## [DIRECTIONS]
All entries below need to be written out exactly, but without their pictures.

## [EXTRACTED RECORDS]
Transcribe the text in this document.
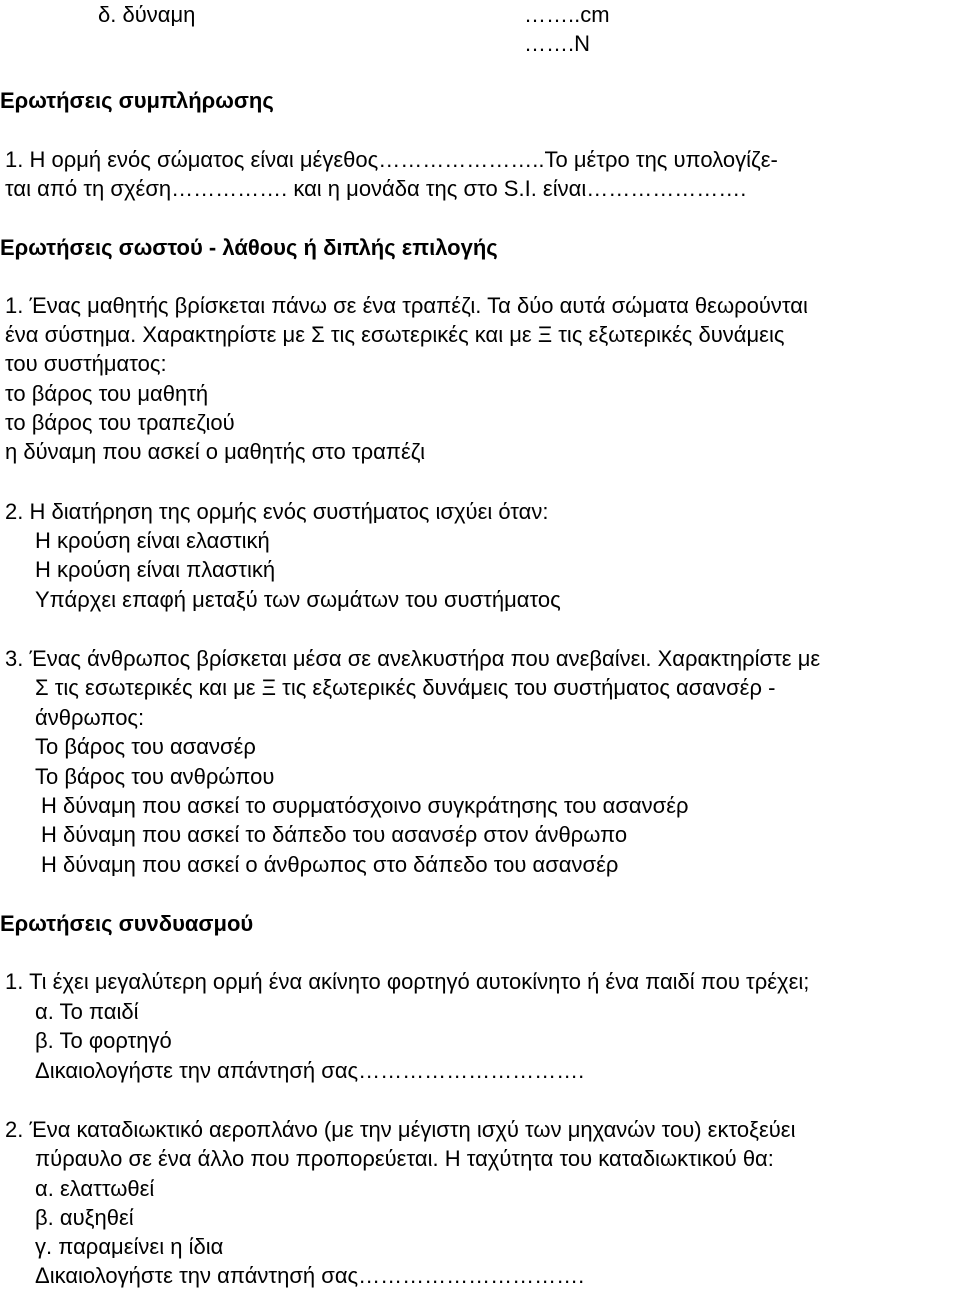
δ. δύναμη	……..cm
…….N
Ερωτήσεις συμπλήρωσης
1. Η ορμή ενός σώματος είναι μέγεθος…………………..Το μέτρο της υπολογίζε-
ται από τη σχέση……………. και η μονάδα της στο S.I. είναι………………….
Ερωτήσεις σωστού - λάθους ή διπλής επιλογής
1. Ένας μαθητής βρίσκεται πάνω σε ένα τραπέζι. Τα δύο αυτά σώματα θεωρούνται
ένα σύστημα. Χαρακτηρίστε με Σ τις εσωτερικές και με Ξ τις εξωτερικές δυνάμεις
του συστήματος:
το βάρος του μαθητή
το βάρος του τραπεζιού
η δύναμη που ασκεί ο μαθητής στο τραπέζι
2. Η διατήρηση της ορμής ενός συστήματος ισχύει όταν:
Η κρούση είναι ελαστική
Η κρούση είναι πλαστική
Υπάρχει επαφή μεταξύ των σωμάτων του συστήματος
3. Ένας άνθρωπος βρίσκεται μέσα σε ανελκυστήρα που ανεβαίνει. Χαρακτηρίστε με
Σ τις εσωτερικές και με Ξ τις εξωτερικές δυνάμεις του συστήματος ασανσέρ -
άνθρωπος:
Το βάρος του ασανσέρ
Το βάρος του ανθρώπου
Η δύναμη που ασκεί το συρματόσχοινο συγκράτησης του ασανσέρ
Η δύναμη που ασκεί το δάπεδο του ασανσέρ στον άνθρωπο
Η δύναμη που ασκεί ο άνθρωπος στο δάπεδο του ασανσέρ
Ερωτήσεις συνδυασμού
1. Τι έχει μεγαλύτερη ορμή ένα ακίνητο φορτηγό αυτοκίνητο ή ένα παιδί που τρέχει;
α. Το παιδί
β. Το φορτηγό
Δικαιολογήστε την απάντησή σας………………………….
2. Ένα καταδιωκτικό αεροπλάνο (με την μέγιστη ισχύ των μηχανών του) εκτοξεύει
πύραυλο σε ένα άλλο που προπορεύεται. Η ταχύτητα του καταδιωκτικού θα:
α. ελαττωθεί
β. αυξηθεί
γ. παραμείνει η ίδια
Δικαιολογήστε την απάντησή σας………………………….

## [TASK RESPONSE]
Transcribe the text in this document.
δ. δύναμη	……..cm
…….N
Ερωτήσεις συμπλήρωσης
1. Η ορμή ενός σώματος είναι μέγεθος…………………..Το μέτρο της υπολογίζε-
ται από τη σχέση……………. και η μονάδα της στο S.I. είναι………………….
Ερωτήσεις σωστού - λάθους ή διπλής επιλογής
1. Ένας μαθητής βρίσκεται πάνω σε ένα τραπέζι. Τα δύο αυτά σώματα θεωρούνται
ένα σύστημα. Χαρακτηρίστε με Σ τις εσωτερικές και με Ξ τις εξωτερικές δυνάμεις
του συστήματος:
το βάρος του μαθητή
το βάρος του τραπεζιού
η δύναμη που ασκεί ο μαθητής στο τραπέζι
2. Η διατήρηση της ορμής ενός συστήματος ισχύει όταν:
Η κρούση είναι ελαστική
Η κρούση είναι πλαστική
Υπάρχει επαφή μεταξύ των σωμάτων του συστήματος
3. Ένας άνθρωπος βρίσκεται μέσα σε ανελκυστήρα που ανεβαίνει. Χαρακτηρίστε με
Σ τις εσωτερικές και με Ξ τις εξωτερικές δυνάμεις του συστήματος ασανσέρ -
άνθρωπος:
Το βάρος του ασανσέρ
Το βάρος του ανθρώπου
Η δύναμη που ασκεί το συρματόσχοινο συγκράτησης του ασανσέρ
Η δύναμη που ασκεί το δάπεδο του ασανσέρ στον άνθρωπο
Η δύναμη που ασκεί ο άνθρωπος στο δάπεδο του ασανσέρ
Ερωτήσεις συνδυασμού
1. Τι έχει μεγαλύτερη ορμή ένα ακίνητο φορτηγό αυτοκίνητο ή ένα παιδί που τρέχει;
α. Το παιδί
β. Το φορτηγό
Δικαιολογήστε την απάντησή σας………………………….
2. Ένα καταδιωκτικό αεροπλάνο (με την μέγιστη ισχύ των μηχανών του) εκτοξεύει
πύραυλο σε ένα άλλο που προπορεύεται. Η ταχύτητα του καταδιωκτικού θα:
α. ελαττωθεί
β. αυξηθεί
γ. παραμείνει η ίδια
Δικαιολογήστε την απάντησή σας………………………….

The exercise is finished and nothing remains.